# start of DATA EXCERPTS
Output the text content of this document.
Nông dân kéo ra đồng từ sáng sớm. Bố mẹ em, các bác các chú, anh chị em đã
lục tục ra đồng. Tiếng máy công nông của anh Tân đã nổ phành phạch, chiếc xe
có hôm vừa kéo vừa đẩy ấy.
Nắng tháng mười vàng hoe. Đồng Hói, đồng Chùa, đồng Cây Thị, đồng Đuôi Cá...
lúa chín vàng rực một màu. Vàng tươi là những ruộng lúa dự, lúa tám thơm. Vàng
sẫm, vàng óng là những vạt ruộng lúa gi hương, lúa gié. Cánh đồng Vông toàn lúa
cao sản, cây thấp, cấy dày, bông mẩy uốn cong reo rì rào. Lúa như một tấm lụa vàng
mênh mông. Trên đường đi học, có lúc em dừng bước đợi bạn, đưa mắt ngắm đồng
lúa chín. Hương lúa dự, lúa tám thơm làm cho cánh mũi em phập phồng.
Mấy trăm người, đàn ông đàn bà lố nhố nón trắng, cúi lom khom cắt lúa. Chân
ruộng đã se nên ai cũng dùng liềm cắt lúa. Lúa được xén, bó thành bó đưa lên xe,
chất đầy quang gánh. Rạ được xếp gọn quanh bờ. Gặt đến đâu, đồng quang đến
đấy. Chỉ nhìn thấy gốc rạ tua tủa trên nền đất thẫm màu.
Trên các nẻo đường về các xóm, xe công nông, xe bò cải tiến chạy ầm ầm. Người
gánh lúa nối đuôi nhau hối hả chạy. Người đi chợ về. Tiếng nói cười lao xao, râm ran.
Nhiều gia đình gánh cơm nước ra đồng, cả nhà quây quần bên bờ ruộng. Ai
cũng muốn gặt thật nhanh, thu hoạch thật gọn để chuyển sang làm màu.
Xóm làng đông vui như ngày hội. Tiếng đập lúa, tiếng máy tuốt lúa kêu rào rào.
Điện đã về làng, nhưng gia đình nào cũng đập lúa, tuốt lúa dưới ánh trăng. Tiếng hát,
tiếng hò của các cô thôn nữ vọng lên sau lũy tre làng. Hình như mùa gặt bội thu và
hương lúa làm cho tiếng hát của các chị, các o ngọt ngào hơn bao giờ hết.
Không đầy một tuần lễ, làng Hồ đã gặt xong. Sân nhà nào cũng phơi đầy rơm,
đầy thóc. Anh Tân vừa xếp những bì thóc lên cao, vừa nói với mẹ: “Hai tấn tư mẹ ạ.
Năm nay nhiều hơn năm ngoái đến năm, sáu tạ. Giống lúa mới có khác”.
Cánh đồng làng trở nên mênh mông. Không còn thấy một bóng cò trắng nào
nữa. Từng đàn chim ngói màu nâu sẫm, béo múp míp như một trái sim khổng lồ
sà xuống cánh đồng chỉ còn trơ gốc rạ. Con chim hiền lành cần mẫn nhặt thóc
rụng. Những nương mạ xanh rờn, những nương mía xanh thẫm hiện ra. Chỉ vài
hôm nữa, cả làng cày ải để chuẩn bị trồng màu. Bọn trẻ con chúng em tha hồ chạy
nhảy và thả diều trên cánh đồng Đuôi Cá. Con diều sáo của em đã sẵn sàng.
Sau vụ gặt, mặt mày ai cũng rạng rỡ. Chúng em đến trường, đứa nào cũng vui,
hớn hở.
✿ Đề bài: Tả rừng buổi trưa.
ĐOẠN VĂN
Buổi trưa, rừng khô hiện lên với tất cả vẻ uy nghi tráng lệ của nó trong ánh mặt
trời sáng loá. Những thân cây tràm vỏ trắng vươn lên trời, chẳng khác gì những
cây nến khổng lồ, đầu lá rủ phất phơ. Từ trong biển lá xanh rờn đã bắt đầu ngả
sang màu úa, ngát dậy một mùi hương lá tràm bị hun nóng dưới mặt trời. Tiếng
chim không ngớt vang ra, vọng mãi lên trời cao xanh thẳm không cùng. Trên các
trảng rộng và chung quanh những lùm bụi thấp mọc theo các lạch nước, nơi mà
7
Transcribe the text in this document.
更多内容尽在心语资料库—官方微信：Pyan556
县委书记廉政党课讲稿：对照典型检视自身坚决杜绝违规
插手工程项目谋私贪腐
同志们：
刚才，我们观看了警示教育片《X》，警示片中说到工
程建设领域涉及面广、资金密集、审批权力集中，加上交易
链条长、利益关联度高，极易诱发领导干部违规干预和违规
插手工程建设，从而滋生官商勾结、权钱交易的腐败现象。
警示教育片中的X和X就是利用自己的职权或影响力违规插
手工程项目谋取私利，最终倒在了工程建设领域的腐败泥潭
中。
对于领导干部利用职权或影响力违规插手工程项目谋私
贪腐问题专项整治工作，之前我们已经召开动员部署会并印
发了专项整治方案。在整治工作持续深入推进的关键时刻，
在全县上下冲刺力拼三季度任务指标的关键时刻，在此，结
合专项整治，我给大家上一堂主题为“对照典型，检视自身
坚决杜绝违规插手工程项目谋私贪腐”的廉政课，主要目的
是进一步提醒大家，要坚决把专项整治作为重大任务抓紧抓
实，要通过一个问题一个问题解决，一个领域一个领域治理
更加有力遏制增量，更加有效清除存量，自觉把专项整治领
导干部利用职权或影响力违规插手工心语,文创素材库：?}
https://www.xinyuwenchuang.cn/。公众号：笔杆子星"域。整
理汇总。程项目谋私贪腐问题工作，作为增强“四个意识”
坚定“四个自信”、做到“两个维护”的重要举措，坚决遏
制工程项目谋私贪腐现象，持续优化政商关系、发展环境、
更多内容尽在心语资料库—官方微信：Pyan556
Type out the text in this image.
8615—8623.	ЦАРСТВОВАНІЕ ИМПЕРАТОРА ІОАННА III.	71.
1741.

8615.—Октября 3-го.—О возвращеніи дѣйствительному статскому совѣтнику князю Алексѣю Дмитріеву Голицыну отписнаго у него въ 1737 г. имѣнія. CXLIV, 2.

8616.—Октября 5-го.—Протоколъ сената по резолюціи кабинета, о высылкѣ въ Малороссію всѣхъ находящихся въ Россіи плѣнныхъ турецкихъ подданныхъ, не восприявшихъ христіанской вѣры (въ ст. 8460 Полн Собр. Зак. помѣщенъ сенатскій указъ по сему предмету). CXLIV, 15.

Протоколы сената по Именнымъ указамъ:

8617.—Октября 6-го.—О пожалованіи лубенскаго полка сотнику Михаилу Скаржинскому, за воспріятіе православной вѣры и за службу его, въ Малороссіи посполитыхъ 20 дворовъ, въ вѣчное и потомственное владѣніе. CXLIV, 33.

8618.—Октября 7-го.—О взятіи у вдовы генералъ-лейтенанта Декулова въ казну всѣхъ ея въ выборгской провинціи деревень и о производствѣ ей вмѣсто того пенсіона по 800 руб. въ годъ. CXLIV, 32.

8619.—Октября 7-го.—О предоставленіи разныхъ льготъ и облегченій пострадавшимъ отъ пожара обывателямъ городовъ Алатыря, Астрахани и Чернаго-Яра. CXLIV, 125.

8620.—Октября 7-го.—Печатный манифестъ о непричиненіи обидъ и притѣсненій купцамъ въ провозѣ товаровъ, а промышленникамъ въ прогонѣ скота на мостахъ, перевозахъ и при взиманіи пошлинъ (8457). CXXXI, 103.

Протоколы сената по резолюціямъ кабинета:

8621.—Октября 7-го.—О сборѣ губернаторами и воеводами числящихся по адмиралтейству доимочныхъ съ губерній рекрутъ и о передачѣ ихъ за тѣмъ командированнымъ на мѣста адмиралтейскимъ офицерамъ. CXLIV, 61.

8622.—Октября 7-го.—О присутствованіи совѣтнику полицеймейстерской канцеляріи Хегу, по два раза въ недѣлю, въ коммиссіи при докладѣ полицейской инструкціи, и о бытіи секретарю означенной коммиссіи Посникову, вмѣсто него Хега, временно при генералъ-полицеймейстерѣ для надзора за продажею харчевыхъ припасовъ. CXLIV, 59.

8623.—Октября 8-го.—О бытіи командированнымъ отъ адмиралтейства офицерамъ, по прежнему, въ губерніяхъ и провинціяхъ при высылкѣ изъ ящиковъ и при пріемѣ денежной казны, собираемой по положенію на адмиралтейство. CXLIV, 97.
# end of DATA EXCERPTS
* WHAT IS ASKED: In the listing above, locate each line with "gánh" and copy it.

* WRITTEN SOLUTION:
chất đầy quang gánh. Rạ được xếp gọn quanh bờ. Gặt đến đâu, đồng quang đến
gánh lúa nối đuôi nhau hối hả chạy. Người đi chợ về. Tiếng nói cười lao xao, râm ran.
Nhiều gia đình gánh cơm nước ra đồng, cả nhà quây quần bên bờ ruộng. Ai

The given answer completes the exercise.